TAREAS PROPUESTAS:
(1) Transcribe de la crónica sobre María Elena el fragmento que comienza en las palabras "Unos días más" y termina después de "la vieja Mixcoac.".
(2) Según la crónica sobre María Elena, ¿cómo se llama el albergue donde ella vive temporalmente?
(3) Escribe la continuación de la crónica sobre María Elena a partir del punto en que termina.

TEXTO PROPORCIONADO:
↓
En sus ojos, color pulpa de zapote, va tomando forma un charco que amenaza con derramar algún viejo dolor sobre su rostro, pero María Elena, 48 años hace muy poco, lo seca de repente con un convencimiento: «una familia que te lastima, que te hace daño, no es una familia. Por eso yo estoy mejor aquí».
Muchas semanas después de huir de su hogar en Toluca, de que alguien la encontró dormida en una banca, la invitó a una nueva casa y la abandonó meses más tarde, de que vagó y durmió bajo los puentes, la mujer lava su único vestido, rojo cenizo, mientras cuenta, «en este mundo no hay amigos. Si hay traiciones entre familia, que no se duele la madre traicionar a la hija, cuanti menos con una gente extraña”.
¿Cómo se llega a perderlo todo, a todos, a estar tan solo en una ciudad colmada por millones? María Elena contesta. «Mi madre es una persona mala, con mucha maldad en el alma, igual mi familia, me lastimaba, me hacía mucho daño. Qué bueno que me alejé de ella y qué bueno que ella está alejada de mi”.
“Mi madre cree mucho en brujería”, casi grita, tres veces, en el lavadero, “por eso me salí de mi casa, porque me dijo que yo le estaba haciendo brujería. Yo no le iba a hacer algo a ella, a una madre, por muy mala que ella fuera, por monstruosa que fuera, yo no le iba a hacer un mal”. De un golpe cierra las bandejas de esa pulpa de zapote que lleva en la cara, apenas antes de que el charco se desborde.
Unos días más tarde, el domingo, habrá de celebrarse el Día de la Familia, esa festividad nacida de un decreto, pero en el miércoles lluvioso María Elena, su rostro como un pergamino casi transparente, apenas convive con su única familia a la mano: los 10, 12 indigentes que temporalmente pueblan el Albergue Benito Juárez, en el corazón bullicioso de la vieja Mixcoac.
“Estos lugares no son permanentes, yo misma lo comprendo, no son para cualquiera. No hay como estar en la casa de una persona, pero si los familiares nos rechazan y nos echan a la calle, no hay más remedio que estar aquí. Aquí tengo un techo, trabajo… qué mas quiero”, dice.
Habrá unos ocho hombres sentados a la mesa, café o leche tibia en los tazones, un plato de pan de dulce donado por El Globo, y Pedro Infante, siempre en blanco y negro en el televisor también donado, que no para de gesticular un guapachoso “ay, mamá, que yo no fui, yo te lo juro que yo no fui”.
↑
FILAS PROPORCIONADAS:
↓
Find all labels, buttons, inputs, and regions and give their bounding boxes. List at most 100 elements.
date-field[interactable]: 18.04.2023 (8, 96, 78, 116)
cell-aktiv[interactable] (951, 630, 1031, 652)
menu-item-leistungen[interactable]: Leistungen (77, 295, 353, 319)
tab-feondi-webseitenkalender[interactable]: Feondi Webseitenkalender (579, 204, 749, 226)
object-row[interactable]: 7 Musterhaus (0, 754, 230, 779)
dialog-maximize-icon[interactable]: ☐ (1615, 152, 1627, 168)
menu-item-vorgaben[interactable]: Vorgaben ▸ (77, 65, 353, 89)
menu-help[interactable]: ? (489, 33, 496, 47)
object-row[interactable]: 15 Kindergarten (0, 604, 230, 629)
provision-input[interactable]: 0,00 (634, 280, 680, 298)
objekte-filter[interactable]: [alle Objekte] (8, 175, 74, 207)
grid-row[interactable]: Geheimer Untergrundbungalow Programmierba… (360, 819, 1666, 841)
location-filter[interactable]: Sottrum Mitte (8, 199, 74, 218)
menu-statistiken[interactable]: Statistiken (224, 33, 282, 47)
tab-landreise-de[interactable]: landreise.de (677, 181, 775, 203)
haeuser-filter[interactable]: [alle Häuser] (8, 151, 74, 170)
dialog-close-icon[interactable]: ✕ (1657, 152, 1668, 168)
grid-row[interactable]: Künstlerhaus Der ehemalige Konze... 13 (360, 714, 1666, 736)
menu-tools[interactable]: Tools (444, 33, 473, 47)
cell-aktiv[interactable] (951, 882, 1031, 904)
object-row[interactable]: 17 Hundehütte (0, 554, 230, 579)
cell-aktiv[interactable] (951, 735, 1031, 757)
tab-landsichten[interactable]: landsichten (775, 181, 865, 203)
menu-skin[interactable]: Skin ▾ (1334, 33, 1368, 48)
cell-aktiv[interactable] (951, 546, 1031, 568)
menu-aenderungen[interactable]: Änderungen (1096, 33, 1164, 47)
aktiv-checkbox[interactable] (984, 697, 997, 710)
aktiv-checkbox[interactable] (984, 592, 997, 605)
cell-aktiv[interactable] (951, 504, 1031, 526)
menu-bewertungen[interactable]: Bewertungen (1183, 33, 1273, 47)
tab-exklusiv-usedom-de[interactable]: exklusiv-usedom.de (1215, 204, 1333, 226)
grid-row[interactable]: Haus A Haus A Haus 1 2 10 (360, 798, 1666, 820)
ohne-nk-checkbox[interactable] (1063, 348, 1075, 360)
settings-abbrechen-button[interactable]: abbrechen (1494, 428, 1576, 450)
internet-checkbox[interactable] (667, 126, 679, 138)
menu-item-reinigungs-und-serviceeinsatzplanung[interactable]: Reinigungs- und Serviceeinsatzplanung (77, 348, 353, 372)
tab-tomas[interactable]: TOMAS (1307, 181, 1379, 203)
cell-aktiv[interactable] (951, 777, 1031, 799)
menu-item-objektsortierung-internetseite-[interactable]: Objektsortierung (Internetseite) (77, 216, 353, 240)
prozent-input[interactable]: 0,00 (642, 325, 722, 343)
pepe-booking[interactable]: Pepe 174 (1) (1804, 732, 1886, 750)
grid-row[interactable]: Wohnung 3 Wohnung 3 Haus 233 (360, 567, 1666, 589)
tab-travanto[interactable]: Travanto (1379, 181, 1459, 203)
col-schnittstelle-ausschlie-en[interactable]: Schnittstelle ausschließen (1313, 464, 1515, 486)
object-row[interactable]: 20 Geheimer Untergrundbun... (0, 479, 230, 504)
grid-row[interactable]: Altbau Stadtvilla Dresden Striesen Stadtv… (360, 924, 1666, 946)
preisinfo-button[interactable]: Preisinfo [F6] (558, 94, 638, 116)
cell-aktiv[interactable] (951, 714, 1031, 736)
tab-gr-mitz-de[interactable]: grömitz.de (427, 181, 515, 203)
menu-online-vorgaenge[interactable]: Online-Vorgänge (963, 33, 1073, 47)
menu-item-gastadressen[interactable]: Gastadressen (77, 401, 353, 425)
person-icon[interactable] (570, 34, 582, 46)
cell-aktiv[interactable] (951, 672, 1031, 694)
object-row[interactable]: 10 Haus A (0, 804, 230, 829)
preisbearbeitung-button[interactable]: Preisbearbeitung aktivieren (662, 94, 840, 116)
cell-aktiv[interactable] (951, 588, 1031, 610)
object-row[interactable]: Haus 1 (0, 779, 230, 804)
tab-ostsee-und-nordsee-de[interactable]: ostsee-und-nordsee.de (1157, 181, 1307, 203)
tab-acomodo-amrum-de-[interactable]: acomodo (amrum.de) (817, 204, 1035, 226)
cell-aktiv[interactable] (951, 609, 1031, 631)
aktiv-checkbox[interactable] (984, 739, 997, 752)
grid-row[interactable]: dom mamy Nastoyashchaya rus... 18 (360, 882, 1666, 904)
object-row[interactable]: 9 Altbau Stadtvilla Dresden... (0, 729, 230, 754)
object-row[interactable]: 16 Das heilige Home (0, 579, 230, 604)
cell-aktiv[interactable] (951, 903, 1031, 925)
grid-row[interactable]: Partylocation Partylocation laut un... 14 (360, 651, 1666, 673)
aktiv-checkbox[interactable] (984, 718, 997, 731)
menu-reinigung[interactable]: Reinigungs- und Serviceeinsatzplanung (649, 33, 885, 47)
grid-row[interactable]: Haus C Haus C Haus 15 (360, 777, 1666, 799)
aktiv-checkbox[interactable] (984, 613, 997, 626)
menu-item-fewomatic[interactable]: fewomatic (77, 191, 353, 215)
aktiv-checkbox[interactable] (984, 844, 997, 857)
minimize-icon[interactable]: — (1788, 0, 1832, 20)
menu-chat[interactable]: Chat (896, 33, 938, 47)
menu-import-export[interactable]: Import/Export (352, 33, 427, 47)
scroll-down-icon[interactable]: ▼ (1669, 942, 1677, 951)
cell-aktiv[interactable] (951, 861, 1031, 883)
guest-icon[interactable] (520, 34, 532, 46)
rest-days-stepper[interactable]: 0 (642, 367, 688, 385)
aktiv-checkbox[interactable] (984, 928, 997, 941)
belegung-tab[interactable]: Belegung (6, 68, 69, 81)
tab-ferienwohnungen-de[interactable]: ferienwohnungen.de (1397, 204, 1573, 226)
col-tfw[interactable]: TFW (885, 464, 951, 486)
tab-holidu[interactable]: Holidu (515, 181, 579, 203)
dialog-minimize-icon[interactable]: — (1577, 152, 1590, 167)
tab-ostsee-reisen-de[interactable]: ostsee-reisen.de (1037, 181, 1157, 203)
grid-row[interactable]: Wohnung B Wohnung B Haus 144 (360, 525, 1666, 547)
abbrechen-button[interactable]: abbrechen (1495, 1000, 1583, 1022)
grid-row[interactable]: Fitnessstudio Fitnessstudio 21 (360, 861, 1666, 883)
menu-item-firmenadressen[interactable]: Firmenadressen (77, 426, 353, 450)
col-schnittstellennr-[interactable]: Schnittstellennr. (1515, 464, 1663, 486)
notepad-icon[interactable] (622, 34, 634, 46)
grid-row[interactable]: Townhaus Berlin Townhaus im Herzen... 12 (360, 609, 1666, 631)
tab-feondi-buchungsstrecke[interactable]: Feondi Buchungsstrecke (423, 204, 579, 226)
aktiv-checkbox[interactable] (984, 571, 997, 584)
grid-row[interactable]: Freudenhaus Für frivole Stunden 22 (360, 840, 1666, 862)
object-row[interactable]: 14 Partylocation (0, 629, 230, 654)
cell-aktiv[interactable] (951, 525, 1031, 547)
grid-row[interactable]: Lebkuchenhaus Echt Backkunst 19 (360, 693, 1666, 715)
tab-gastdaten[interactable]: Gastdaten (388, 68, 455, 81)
↑
RESPUESTAS:
(1)
Unos días más tarde, el domingo, habrá de celebrarse el Día de la Familia, esa festividad nacida de un decreto, pero en el miércoles lluvioso María Elena, su rostro como un pergamino casi transparente, apenas convive con su única familia a la mano: los 10, 12 indigentes que temporalmente pueblan el Albergue Benito Juárez, en el corazón bullicioso de la vieja Mixcoac.

(2) El Albergue Benito Juárez.

(3)
Apenas hablan entre ellos, los indigentes. Sus rostros como máscaras, las miradas en ese lugar donde uno se va cuando está sin estar, el cabello ajado, algunos carcomidos por un cáncer, la diabetes, casi todos con apenas dientes, esquizofrenia o paranoia como escudos de la mente ante una realidad que aplasta, detenidos en ese albergue temporal que los refugia gratis.
Pero, a diferencia de los otros, María Elena está sana. Ni siquiera titubea o baja la mirada cuando habla. Cuando Luis, un caballero, le pide una fotografía para El Universal, ella se muestra con arrogancia ante la lente, altiva, se acomoda el vestido, “yo tengo que posar” dice resuelta, y posa.
“Soy afanadora, trapeo y barro en un asilo, a las tres salgo y me vengo para acá”, dice María Elena. Sus tres comidas diarias bien aseguradas. Como los demás, la ropa que lleva ha sido donada por benefactores del albergue, como todos puede ahorrar en una caja, para juntar algo de dinero que la ayude a salir para buscar lo suyo. Sola.
¿Espera algo del futuro?
“Espero seguir trabajando, y tener salud para seguirlo haciendo, eso espero y eso quiero”, contesta. A su lado pasa un hombre desvencijado comiendo un pan dulce, pero no lo mira. El aire frío que antes se sentía quedo, ahora menea un árbol que crece junto al dormitorio. Se apresura a limpiar su ropa, a sincerarse un poco: “no me falta nada para ser feliz. Para nada creo en Dios”.
“Me gustan la luna y las estrellas”, dice de su única familia posible. “Me gustan mucho los días lluviosos. No se, me siento más viva. Con el sol me siento, haga de cuenta, que me muero, pero con la lluvia siento que vuelvo a nacer”.
Entonces, definitivamente usted es de lluvia – escucha María Elena.
“De lluvia y de oscuridad”, confirma, y se va. Una hilera de sílabas se le fuga por la boca: cualquiera juraría que está sonriendo.